EXHIBIT 10.5


                            OPTION EXCHANGE AGREEMENT

             THIS AGREEMENT is made as of the 6th day of February, 1995,
        among Thermo Process Systems Inc., a Delaware Corporation
        ("Thermo"), and Emil C. Herkert, an individual whose primary
        residence is in the State of New Jersey ("Optionee").

             WHEREAS, pursuant to a Stock Purchase and Sale Agreement of
        even date herewith (the "Purchase and Sale Agreement"), Thermo
        has acquired 100% of the outstanding capital stock of Engineering
        Technology and Knowledge Corporation, a Delaware corporation
        ("ETKC");

             WHEREAS, ETKC owns 100% of the capital stock of Elson T.

Element placement data
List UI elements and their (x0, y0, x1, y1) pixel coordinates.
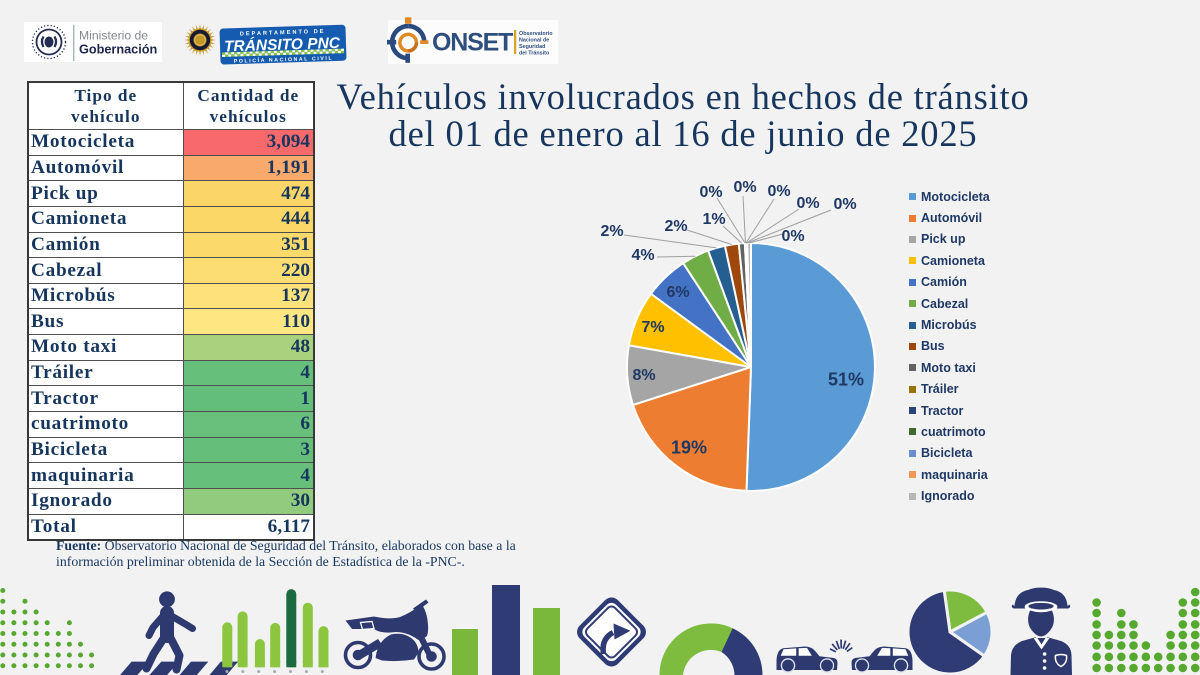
svg-text:Nacional de: Nacional de (519, 38, 549, 44)
svg-text:POLICÍA NACIONAL CIVIL: POLICÍA NACIONAL CIVIL (234, 54, 334, 65)
svg-text:Observatorio: Observatorio (519, 31, 553, 37)
svg-text:Ministerio de: Ministerio de (79, 29, 148, 43)
svg-text:ONSET: ONSET (432, 29, 513, 57)
svg-text:Seguridad: Seguridad (519, 44, 545, 50)
svg-text:Gobernación: Gobernación (79, 43, 157, 57)
svg-text:DEPARTAMENTO DE: DEPARTAMENTO DE (240, 29, 326, 38)
svg-text:del Tránsito: del Tránsito (519, 51, 550, 57)
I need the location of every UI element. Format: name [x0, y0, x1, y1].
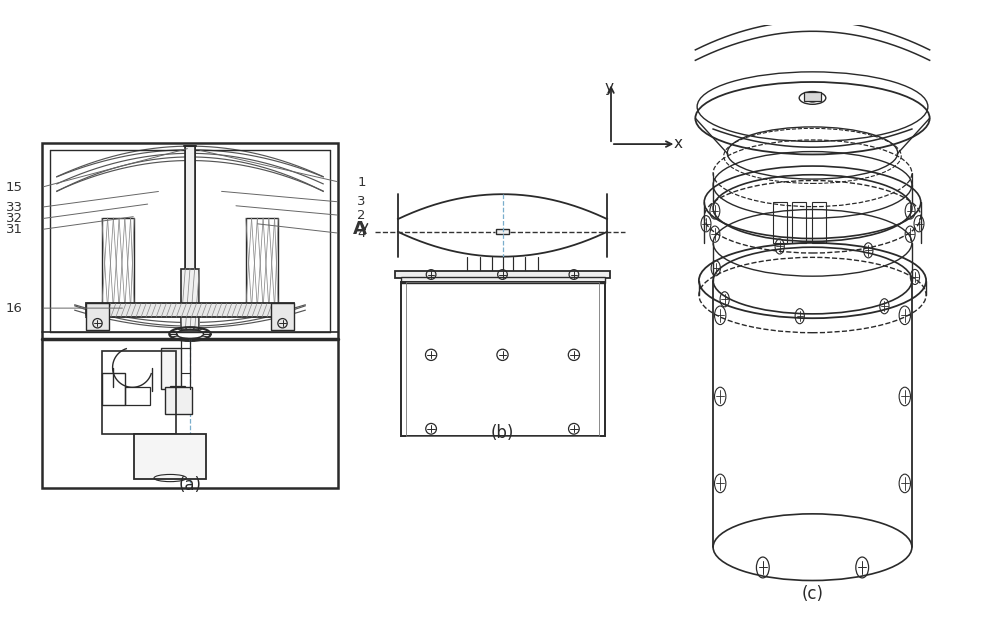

Set problem »
From the option exchange agreement excerpt, extract the passage verbatim: begin at the words "THIS AGREEMENT is" and stop after "of Elson T.".

Result »
THIS AGREEMENT is made as of the 6th day of February, 1995,
        among Thermo Process Systems Inc., a Delaware Corporation
        ("Thermo"), and Emil C. Herkert, an individual whose primary
        residence is in the State of New Jersey ("Optionee").

             WHEREAS, pursuant to a Stock Purchase and Sale Agreement of
        even date herewith (the "Purchase and Sale Agreement"), Thermo
        has acquired 100% of the outstanding capital stock of Engineering
        Technology and Knowledge Corporation, a Delaware corporation
        ("ETKC");

             WHEREAS, ETKC owns 100% of the capital stock of Elson T.